Records supplied
[start]
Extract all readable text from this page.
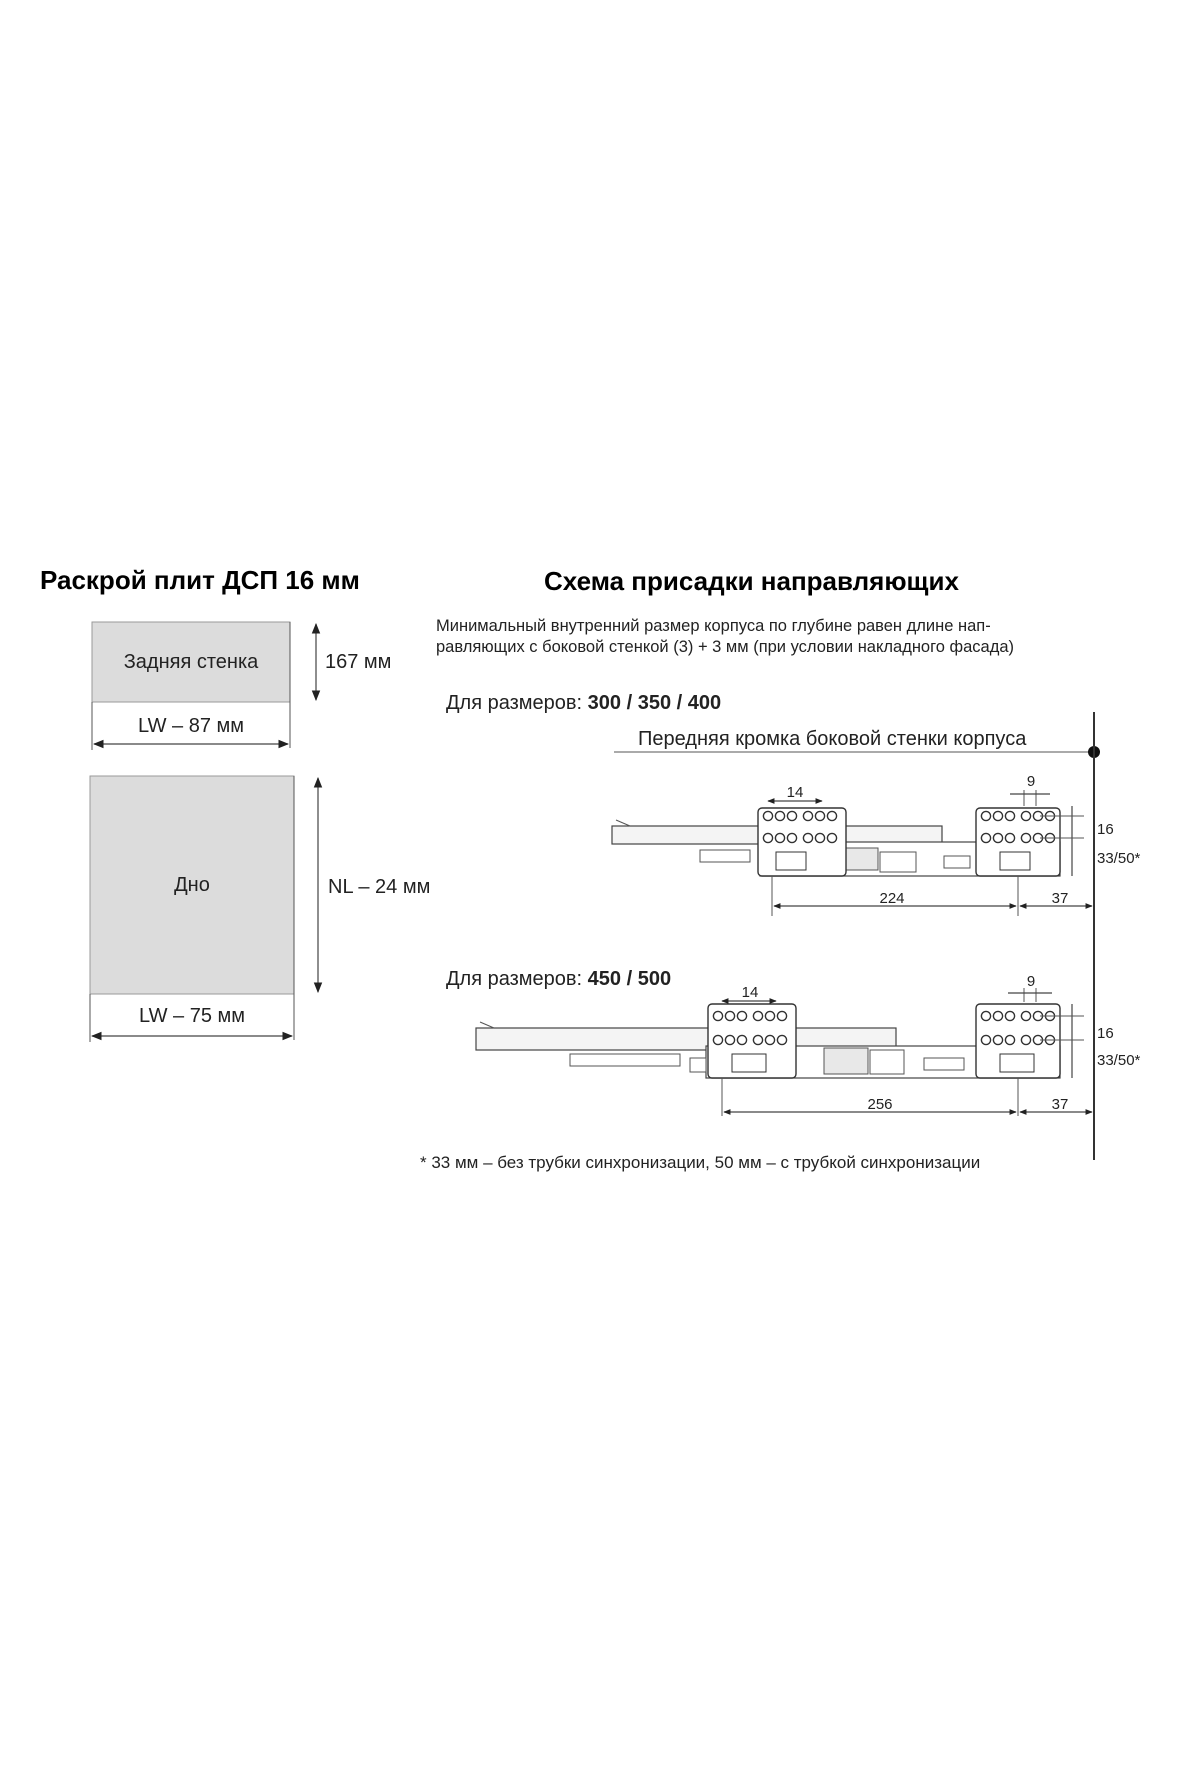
Раскрой плит ДСП 16 мм
Задняя стенка	167 мм
LW – 87 мм
Дно	NL – 24 мм
LW – 75 мм
Схема присадки направляющих
Минимальный внутренний размер корпуса по глубине равен длине нап-
равляющих с боковой стенкой (3) + 3 мм (при условии накладного фасада)
Для размеров: 300 / 350 / 400
Передняя кромка боковой стенки корпуса
14
9
16
33/50*
224	37
Для размеров: 450 / 500
14
9
16
33/50*
256	37
* 33 мм – без трубки синхронизации, 50 мм – с трубкой синхронизации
[end]
What you will do
Give the entries again word for word, but skip the pictures.

Response to the task
Extract all readable text from this page.
Раскрой плит ДСП 16 мм
Задняя стенка	167 мм
LW – 87 мм
Дно	NL – 24 мм
LW – 75 мм
Схема присадки направляющих
Минимальный внутренний размер корпуса по глубине равен длине нап-
равляющих с боковой стенкой (3) + 3 мм (при условии накладного фасада)
Для размеров: 300 / 350 / 400
Передняя кромка боковой стенки корпуса
14
9
16
33/50*
224	37
Для размеров: 450 / 500
14
9
16
33/50*
256	37
* 33 мм – без трубки синхронизации, 50 мм – с трубкой синхронизации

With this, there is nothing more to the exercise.